▶
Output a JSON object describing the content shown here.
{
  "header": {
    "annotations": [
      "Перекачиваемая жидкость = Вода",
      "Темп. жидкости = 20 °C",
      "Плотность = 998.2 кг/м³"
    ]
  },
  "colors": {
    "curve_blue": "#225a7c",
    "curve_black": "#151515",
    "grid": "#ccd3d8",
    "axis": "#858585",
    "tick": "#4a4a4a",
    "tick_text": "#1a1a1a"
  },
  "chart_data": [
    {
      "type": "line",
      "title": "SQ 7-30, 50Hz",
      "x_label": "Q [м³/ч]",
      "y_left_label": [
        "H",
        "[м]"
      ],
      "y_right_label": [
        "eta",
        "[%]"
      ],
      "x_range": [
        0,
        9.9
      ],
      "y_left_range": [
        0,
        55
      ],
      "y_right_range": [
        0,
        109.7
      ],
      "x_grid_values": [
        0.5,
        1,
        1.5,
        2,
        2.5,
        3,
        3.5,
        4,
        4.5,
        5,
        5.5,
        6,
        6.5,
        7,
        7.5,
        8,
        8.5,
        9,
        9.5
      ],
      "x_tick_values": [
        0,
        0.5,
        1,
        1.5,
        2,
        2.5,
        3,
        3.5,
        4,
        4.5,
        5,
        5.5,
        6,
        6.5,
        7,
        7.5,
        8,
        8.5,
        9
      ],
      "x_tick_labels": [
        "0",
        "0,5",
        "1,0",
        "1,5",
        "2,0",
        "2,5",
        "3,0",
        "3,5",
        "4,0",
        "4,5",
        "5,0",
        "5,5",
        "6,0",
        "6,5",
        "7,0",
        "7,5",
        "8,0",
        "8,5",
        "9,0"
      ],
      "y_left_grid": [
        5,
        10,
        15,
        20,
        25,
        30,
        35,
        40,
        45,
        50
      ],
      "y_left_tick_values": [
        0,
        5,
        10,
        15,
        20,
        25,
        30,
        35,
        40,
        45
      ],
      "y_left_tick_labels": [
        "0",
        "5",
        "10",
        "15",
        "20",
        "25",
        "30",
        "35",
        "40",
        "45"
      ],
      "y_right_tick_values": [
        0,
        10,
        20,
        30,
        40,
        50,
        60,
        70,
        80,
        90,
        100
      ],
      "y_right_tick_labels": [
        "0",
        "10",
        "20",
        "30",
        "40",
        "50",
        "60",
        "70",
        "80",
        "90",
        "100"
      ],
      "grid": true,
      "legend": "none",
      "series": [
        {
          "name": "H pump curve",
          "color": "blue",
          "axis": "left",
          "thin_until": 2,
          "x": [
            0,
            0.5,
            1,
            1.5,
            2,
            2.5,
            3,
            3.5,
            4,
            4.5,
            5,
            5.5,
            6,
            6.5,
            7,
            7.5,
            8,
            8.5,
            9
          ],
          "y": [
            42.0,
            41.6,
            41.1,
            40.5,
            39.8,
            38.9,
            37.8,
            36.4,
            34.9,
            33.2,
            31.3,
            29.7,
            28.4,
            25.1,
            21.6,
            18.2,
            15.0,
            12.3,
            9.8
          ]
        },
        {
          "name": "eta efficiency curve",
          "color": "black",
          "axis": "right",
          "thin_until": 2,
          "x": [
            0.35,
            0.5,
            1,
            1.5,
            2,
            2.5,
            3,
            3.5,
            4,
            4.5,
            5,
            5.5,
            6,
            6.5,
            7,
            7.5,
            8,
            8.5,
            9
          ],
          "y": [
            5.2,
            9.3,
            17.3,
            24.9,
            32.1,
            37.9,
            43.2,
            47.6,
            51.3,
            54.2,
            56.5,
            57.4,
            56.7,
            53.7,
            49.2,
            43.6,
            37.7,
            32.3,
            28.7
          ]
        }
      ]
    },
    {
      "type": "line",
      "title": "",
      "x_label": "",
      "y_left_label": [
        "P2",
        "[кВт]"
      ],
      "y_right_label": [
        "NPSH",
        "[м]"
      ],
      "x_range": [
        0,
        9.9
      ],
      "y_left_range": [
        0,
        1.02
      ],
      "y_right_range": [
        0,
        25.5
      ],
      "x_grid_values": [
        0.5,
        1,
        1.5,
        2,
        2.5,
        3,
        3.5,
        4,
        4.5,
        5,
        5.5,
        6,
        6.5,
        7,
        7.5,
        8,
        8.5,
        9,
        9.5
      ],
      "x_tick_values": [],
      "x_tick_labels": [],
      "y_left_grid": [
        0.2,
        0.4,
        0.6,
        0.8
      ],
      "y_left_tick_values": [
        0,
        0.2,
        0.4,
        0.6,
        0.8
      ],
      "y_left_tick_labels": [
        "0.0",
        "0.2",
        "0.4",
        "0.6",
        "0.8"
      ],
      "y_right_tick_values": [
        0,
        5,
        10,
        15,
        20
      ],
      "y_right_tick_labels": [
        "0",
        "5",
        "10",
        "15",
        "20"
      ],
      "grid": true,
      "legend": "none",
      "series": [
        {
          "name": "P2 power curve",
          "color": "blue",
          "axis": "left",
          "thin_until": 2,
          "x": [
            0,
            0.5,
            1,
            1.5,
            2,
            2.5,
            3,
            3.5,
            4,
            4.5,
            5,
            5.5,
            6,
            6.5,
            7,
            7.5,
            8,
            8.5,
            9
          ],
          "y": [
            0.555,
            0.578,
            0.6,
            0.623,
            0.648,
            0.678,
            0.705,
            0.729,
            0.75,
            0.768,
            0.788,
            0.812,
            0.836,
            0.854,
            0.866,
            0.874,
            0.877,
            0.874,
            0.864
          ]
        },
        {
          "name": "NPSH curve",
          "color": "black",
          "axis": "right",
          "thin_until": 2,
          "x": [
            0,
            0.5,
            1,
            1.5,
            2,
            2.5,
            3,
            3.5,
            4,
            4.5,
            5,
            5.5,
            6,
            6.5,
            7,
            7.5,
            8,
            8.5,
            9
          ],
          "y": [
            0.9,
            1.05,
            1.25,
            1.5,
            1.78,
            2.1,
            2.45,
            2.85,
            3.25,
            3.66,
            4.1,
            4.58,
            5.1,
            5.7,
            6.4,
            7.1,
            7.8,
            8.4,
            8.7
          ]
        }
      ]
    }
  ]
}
◀
Transcribe the data. Leave every line exactly as it is.

■ **Written reply**
Output a JSON object describing the content shown here.
{
  "header": {
    "annotations": [
      "Перекачиваемая жидкость = Вода",
      "Темп. жидкости = 20 °C",
      "Плотность = 998.2 кг/м³"
    ]
  },
  "colors": {
    "curve_blue": "#225a7c",
    "curve_black": "#151515",
    "grid": "#ccd3d8",
    "axis": "#858585",
    "tick": "#4a4a4a",
    "tick_text": "#1a1a1a"
  },
  "chart_data": [
    {
      "type": "line",
      "title": "SQ 7-30, 50Hz",
      "x_label": "Q [м³/ч]",
      "y_left_label": [
        "H",
        "[м]"
      ],
      "y_right_label": [
        "eta",
        "[%]"
      ],
      "x_range": [
        0,
        9.9
      ],
      "y_left_range": [
        0,
        55
      ],
      "y_right_range": [
        0,
        109.7
      ],
      "x_grid_values": [
        0.5,
        1,
        1.5,
        2,
        2.5,
        3,
        3.5,
        4,
        4.5,
        5,
        5.5,
        6,
        6.5,
        7,
        7.5,
        8,
        8.5,
        9,
        9.5
      ],
      "x_tick_values": [
        0,
        0.5,
        1,
        1.5,
        2,
        2.5,
        3,
        3.5,
        4,
        4.5,
        5,
        5.5,
        6,
        6.5,
        7,
        7.5,
        8,
        8.5,
        9
      ],
      "x_tick_labels": [
        "0",
        "0,5",
        "1,0",
        "1,5",
        "2,0",
        "2,5",
        "3,0",
        "3,5",
        "4,0",
        "4,5",
        "5,0",
        "5,5",
        "6,0",
        "6,5",
        "7,0",
        "7,5",
        "8,0",
        "8,5",
        "9,0"
      ],
      "y_left_grid": [
        5,
        10,
        15,
        20,
        25,
        30,
        35,
        40,
        45,
        50
      ],
      "y_left_tick_values": [
        0,
        5,
        10,
        15,
        20,
        25,
        30,
        35,
        40,
        45
      ],
      "y_left_tick_labels": [
        "0",
        "5",
        "10",
        "15",
        "20",
        "25",
        "30",
        "35",
        "40",
        "45"
      ],
      "y_right_tick_values": [
        0,
        10,
        20,
        30,
        40,
        50,
        60,
        70,
        80,
        90,
        100
      ],
      "y_right_tick_labels": [
        "0",
        "10",
        "20",
        "30",
        "40",
        "50",
        "60",
        "70",
        "80",
        "90",
        "100"
      ],
      "grid": true,
      "legend": "none",
      "series": [
        {
          "name": "H pump curve",
          "color": "blue",
          "axis": "left",
          "thin_until": 2,
          "x": [
            0,
            0.5,
            1,
            1.5,
            2,
            2.5,
            3,
            3.5,
            4,
            4.5,
            5,
            5.5,
            6,
            6.5,
            7,
            7.5,
            8,
            8.5,
            9
          ],
          "y": [
            42.0,
            41.6,
            41.1,
            40.5,
            39.8,
            38.9,
            37.8,
            36.4,
            34.9,
            33.2,
            31.3,
            29.7,
            28.4,
            25.1,
            21.6,
            18.2,
            15.0,
            12.3,
            9.8
          ]
        },
        {
          "name": "eta efficiency curve",
          "color": "black",
          "axis": "right",
          "thin_until": 2,
          "x": [
            0.35,
            0.5,
            1,
            1.5,
            2,
            2.5,
            3,
            3.5,
            4,
            4.5,
            5,
            5.5,
            6,
            6.5,
            7,
            7.5,
            8,
            8.5,
            9
          ],
          "y": [
            5.2,
            9.3,
            17.3,
            24.9,
            32.1,
            37.9,
            43.2,
            47.6,
            51.3,
            54.2,
            56.5,
            57.4,
            56.7,
            53.7,
            49.2,
            43.6,
            37.7,
            32.3,
            28.7
          ]
        }
      ]
    },
    {
      "type": "line",
      "title": "",
      "x_label": "",
      "y_left_label": [
        "P2",
        "[кВт]"
      ],
      "y_right_label": [
        "NPSH",
        "[м]"
      ],
      "x_range": [
        0,
        9.9
      ],
      "y_left_range": [
        0,
        1.02
      ],
      "y_right_range": [
        0,
        25.5
      ],
      "x_grid_values": [
        0.5,
        1,
        1.5,
        2,
        2.5,
        3,
        3.5,
        4,
        4.5,
        5,
        5.5,
        6,
        6.5,
        7,
        7.5,
        8,
        8.5,
        9,
        9.5
      ],
      "x_tick_values": [],
      "x_tick_labels": [],
      "y_left_grid": [
        0.2,
        0.4,
        0.6,
        0.8
      ],
      "y_left_tick_values": [
        0,
        0.2,
        0.4,
        0.6,
        0.8
      ],
      "y_left_tick_labels": [
        "0.0",
        "0.2",
        "0.4",
        "0.6",
        "0.8"
      ],
      "y_right_tick_values": [
        0,
        5,
        10,
        15,
        20
      ],
      "y_right_tick_labels": [
        "0",
        "5",
        "10",
        "15",
        "20"
      ],
      "grid": true,
      "legend": "none",
      "series": [
        {
          "name": "P2 power curve",
          "color": "blue",
          "axis": "left",
          "thin_until": 2,
          "x": [
            0,
            0.5,
            1,
            1.5,
            2,
            2.5,
            3,
            3.5,
            4,
            4.5,
            5,
            5.5,
            6,
            6.5,
            7,
            7.5,
            8,
            8.5,
            9
          ],
          "y": [
            0.555,
            0.578,
            0.6,
            0.623,
            0.648,
            0.678,
            0.705,
            0.729,
            0.75,
            0.768,
            0.788,
            0.812,
            0.836,
            0.854,
            0.866,
            0.874,
            0.877,
            0.874,
            0.864
          ]
        },
        {
          "name": "NPSH curve",
          "color": "black",
          "axis": "right",
          "thin_until": 2,
          "x": [
            0,
            0.5,
            1,
            1.5,
            2,
            2.5,
            3,
            3.5,
            4,
            4.5,
            5,
            5.5,
            6,
            6.5,
            7,
            7.5,
            8,
            8.5,
            9
          ],
          "y": [
            0.9,
            1.05,
            1.25,
            1.5,
            1.78,
            2.1,
            2.45,
            2.85,
            3.25,
            3.66,
            4.1,
            4.58,
            5.1,
            5.7,
            6.4,
            7.1,
            7.8,
            8.4,
            8.7
          ]
        }
      ]
    }
  ]
}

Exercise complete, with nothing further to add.